**MATERIAL PROVIDED**
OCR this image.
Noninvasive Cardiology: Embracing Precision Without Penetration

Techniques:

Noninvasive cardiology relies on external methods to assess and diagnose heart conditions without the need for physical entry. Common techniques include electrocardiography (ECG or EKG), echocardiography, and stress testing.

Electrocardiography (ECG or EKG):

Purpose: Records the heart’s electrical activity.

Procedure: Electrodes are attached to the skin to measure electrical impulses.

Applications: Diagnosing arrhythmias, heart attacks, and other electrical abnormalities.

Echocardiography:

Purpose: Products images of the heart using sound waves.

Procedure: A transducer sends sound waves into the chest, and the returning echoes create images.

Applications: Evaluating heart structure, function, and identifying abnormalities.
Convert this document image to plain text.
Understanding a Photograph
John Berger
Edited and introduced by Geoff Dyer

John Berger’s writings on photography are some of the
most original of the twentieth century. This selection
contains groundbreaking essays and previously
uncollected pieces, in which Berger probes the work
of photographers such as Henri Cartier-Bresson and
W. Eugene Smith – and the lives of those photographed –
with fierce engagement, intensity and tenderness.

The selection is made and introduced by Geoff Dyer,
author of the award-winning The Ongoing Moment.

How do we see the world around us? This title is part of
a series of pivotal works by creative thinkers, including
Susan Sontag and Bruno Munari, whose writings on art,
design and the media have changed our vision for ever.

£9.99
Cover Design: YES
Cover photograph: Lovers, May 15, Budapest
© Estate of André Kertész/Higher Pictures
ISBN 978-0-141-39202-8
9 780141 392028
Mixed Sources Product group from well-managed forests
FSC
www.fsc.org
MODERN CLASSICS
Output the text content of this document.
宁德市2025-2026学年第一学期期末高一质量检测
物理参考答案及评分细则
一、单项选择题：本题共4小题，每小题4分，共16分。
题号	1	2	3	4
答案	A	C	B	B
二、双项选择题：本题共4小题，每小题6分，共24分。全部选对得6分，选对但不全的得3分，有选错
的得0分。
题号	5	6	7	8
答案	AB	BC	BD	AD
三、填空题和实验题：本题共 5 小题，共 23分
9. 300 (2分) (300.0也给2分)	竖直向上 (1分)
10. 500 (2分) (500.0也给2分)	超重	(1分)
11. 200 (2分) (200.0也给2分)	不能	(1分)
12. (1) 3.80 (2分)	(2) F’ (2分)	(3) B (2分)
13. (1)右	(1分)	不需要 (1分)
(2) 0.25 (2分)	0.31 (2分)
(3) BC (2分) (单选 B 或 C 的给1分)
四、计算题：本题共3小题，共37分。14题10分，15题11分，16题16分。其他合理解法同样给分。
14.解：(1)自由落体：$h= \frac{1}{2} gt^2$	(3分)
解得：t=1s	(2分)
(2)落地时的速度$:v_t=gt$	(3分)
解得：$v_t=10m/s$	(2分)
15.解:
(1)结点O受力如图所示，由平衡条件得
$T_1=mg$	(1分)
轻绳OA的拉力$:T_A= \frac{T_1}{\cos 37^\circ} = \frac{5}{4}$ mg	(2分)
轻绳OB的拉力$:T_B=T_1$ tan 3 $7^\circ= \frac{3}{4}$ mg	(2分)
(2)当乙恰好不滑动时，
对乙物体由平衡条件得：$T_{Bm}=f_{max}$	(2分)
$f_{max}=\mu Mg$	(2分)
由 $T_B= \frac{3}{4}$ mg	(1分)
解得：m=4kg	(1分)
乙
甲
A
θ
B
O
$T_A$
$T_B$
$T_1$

**SET EXERCISE**
Give the listing above again, word for word.

**FULL RESPONSE**
OCR this image.
Noninvasive Cardiology: Embracing Precision Without Penetration

Techniques:

Noninvasive cardiology relies on external methods to assess and diagnose heart conditions without the need for physical entry. Common techniques include electrocardiography (ECG or EKG), echocardiography, and stress testing.

Electrocardiography (ECG or EKG):

Purpose: Records the heart’s electrical activity.

Procedure: Electrodes are attached to the skin to measure electrical impulses.

Applications: Diagnosing arrhythmias, heart attacks, and other electrical abnormalities.

Echocardiography:

Purpose: Products images of the heart using sound waves.

Procedure: A transducer sends sound waves into the chest, and the returning echoes create images.

Applications: Evaluating heart structure, function, and identifying abnormalities.
Convert this document image to plain text.
Understanding a Photograph
John Berger
Edited and introduced by Geoff Dyer

John Berger’s writings on photography are some of the
most original of the twentieth century. This selection
contains groundbreaking essays and previously
uncollected pieces, in which Berger probes the work
of photographers such as Henri Cartier-Bresson and
W. Eugene Smith – and the lives of those photographed –
with fierce engagement, intensity and tenderness.

The selection is made and introduced by Geoff Dyer,
author of the award-winning The Ongoing Moment.

How do we see the world around us? This title is part of
a series of pivotal works by creative thinkers, including
Susan Sontag and Bruno Munari, whose writings on art,
design and the media have changed our vision for ever.

£9.99
Cover Design: YES
Cover photograph: Lovers, May 15, Budapest
© Estate of André Kertész/Higher Pictures
ISBN 978-0-141-39202-8
9 780141 392028
Mixed Sources Product group from well-managed forests
FSC
www.fsc.org
MODERN CLASSICS
Output the text content of this document.
宁德市2025-2026学年第一学期期末高一质量检测
物理参考答案及评分细则
一、单项选择题：本题共4小题，每小题4分，共16分。
题号	1	2	3	4
答案	A	C	B	B
二、双项选择题：本题共4小题，每小题6分，共24分。全部选对得6分，选对但不全的得3分，有选错
的得0分。
题号	5	6	7	8
答案	AB	BC	BD	AD
三、填空题和实验题：本题共 5 小题，共 23分
9. 300 (2分) (300.0也给2分)	竖直向上 (1分)
10. 500 (2分) (500.0也给2分)	超重	(1分)
11. 200 (2分) (200.0也给2分)	不能	(1分)
12. (1) 3.80 (2分)	(2) F’ (2分)	(3) B (2分)
13. (1)右	(1分)	不需要 (1分)
(2) 0.25 (2分)	0.31 (2分)
(3) BC (2分) (单选 B 或 C 的给1分)
四、计算题：本题共3小题，共37分。14题10分，15题11分，16题16分。其他合理解法同样给分。
14.解：(1)自由落体：$h= \frac{1}{2} gt^2$	(3分)
解得：t=1s	(2分)
(2)落地时的速度$:v_t=gt$	(3分)
解得：$v_t=10m/s$	(2分)
15.解:
(1)结点O受力如图所示，由平衡条件得
$T_1=mg$	(1分)
轻绳OA的拉力$:T_A= \frac{T_1}{\cos 37^\circ} = \frac{5}{4}$ mg	(2分)
轻绳OB的拉力$:T_B=T_1$ tan 3 $7^\circ= \frac{3}{4}$ mg	(2分)
(2)当乙恰好不滑动时，
对乙物体由平衡条件得：$T_{Bm}=f_{max}$	(2分)
$f_{max}=\mu Mg$	(2分)
由 $T_B= \frac{3}{4}$ mg	(1分)
解得：m=4kg	(1分)
乙
甲
A
θ
B
O
$T_A$
$T_B$
$T_1$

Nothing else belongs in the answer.